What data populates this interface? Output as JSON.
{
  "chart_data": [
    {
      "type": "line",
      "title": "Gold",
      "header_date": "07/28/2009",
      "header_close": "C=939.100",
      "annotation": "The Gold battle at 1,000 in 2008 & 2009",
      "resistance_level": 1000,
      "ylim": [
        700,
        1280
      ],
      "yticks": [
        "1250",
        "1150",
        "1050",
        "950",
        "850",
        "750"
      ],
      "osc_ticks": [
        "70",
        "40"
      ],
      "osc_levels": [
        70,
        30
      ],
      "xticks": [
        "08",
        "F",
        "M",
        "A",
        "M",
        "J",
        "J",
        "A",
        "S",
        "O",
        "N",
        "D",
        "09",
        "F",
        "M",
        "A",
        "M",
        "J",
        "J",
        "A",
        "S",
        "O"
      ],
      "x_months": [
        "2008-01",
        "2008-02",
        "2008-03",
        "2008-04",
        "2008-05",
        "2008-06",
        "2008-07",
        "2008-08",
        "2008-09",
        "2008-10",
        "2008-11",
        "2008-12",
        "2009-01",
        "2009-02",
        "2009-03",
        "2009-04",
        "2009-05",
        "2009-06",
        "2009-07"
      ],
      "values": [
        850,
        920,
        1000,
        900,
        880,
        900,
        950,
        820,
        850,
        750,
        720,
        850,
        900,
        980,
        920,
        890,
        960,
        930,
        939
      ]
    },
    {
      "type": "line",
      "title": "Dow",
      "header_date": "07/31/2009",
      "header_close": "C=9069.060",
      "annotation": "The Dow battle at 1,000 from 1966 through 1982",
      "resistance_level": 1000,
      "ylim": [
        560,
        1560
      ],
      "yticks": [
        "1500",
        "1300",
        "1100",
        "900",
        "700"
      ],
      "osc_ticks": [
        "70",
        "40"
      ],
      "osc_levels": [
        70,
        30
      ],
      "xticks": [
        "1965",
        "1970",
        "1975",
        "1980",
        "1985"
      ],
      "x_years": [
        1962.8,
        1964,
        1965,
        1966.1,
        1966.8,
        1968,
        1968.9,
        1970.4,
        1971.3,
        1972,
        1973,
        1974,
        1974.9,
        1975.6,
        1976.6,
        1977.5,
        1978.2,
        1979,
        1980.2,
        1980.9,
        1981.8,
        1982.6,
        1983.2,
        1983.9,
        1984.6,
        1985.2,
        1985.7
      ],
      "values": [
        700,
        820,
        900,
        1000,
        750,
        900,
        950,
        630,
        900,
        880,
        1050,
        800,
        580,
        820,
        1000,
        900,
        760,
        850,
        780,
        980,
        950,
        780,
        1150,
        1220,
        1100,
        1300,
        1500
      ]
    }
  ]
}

Requirement
Every entry must be quoted exactly as it appears above.

Output of the task
What data populates this interface? Output as JSON.
{
  "chart_data": [
    {
      "type": "line",
      "title": "Gold",
      "header_date": "07/28/2009",
      "header_close": "C=939.100",
      "annotation": "The Gold battle at 1,000 in 2008 & 2009",
      "resistance_level": 1000,
      "ylim": [
        700,
        1280
      ],
      "yticks": [
        "1250",
        "1150",
        "1050",
        "950",
        "850",
        "750"
      ],
      "osc_ticks": [
        "70",
        "40"
      ],
      "osc_levels": [
        70,
        30
      ],
      "xticks": [
        "08",
        "F",
        "M",
        "A",
        "M",
        "J",
        "J",
        "A",
        "S",
        "O",
        "N",
        "D",
        "09",
        "F",
        "M",
        "A",
        "M",
        "J",
        "J",
        "A",
        "S",
        "O"
      ],
      "x_months": [
        "2008-01",
        "2008-02",
        "2008-03",
        "2008-04",
        "2008-05",
        "2008-06",
        "2008-07",
        "2008-08",
        "2008-09",
        "2008-10",
        "2008-11",
        "2008-12",
        "2009-01",
        "2009-02",
        "2009-03",
        "2009-04",
        "2009-05",
        "2009-06",
        "2009-07"
      ],
      "values": [
        850,
        920,
        1000,
        900,
        880,
        900,
        950,
        820,
        850,
        750,
        720,
        850,
        900,
        980,
        920,
        890,
        960,
        930,
        939
      ]
    },
    {
      "type": "line",
      "title": "Dow",
      "header_date": "07/31/2009",
      "header_close": "C=9069.060",
      "annotation": "The Dow battle at 1,000 from 1966 through 1982",
      "resistance_level": 1000,
      "ylim": [
        560,
        1560
      ],
      "yticks": [
        "1500",
        "1300",
        "1100",
        "900",
        "700"
      ],
      "osc_ticks": [
        "70",
        "40"
      ],
      "osc_levels": [
        70,
        30
      ],
      "xticks": [
        "1965",
        "1970",
        "1975",
        "1980",
        "1985"
      ],
      "x_years": [
        1962.8,
        1964,
        1965,
        1966.1,
        1966.8,
        1968,
        1968.9,
        1970.4,
        1971.3,
        1972,
        1973,
        1974,
        1974.9,
        1975.6,
        1976.6,
        1977.5,
        1978.2,
        1979,
        1980.2,
        1980.9,
        1981.8,
        1982.6,
        1983.2,
        1983.9,
        1984.6,
        1985.2,
        1985.7
      ],
      "values": [
        700,
        820,
        900,
        1000,
        750,
        900,
        950,
        630,
        900,
        880,
        1050,
        800,
        580,
        820,
        1000,
        900,
        760,
        850,
        780,
        980,
        950,
        780,
        1150,
        1220,
        1100,
        1300,
        1500
      ]
    }
  ]
}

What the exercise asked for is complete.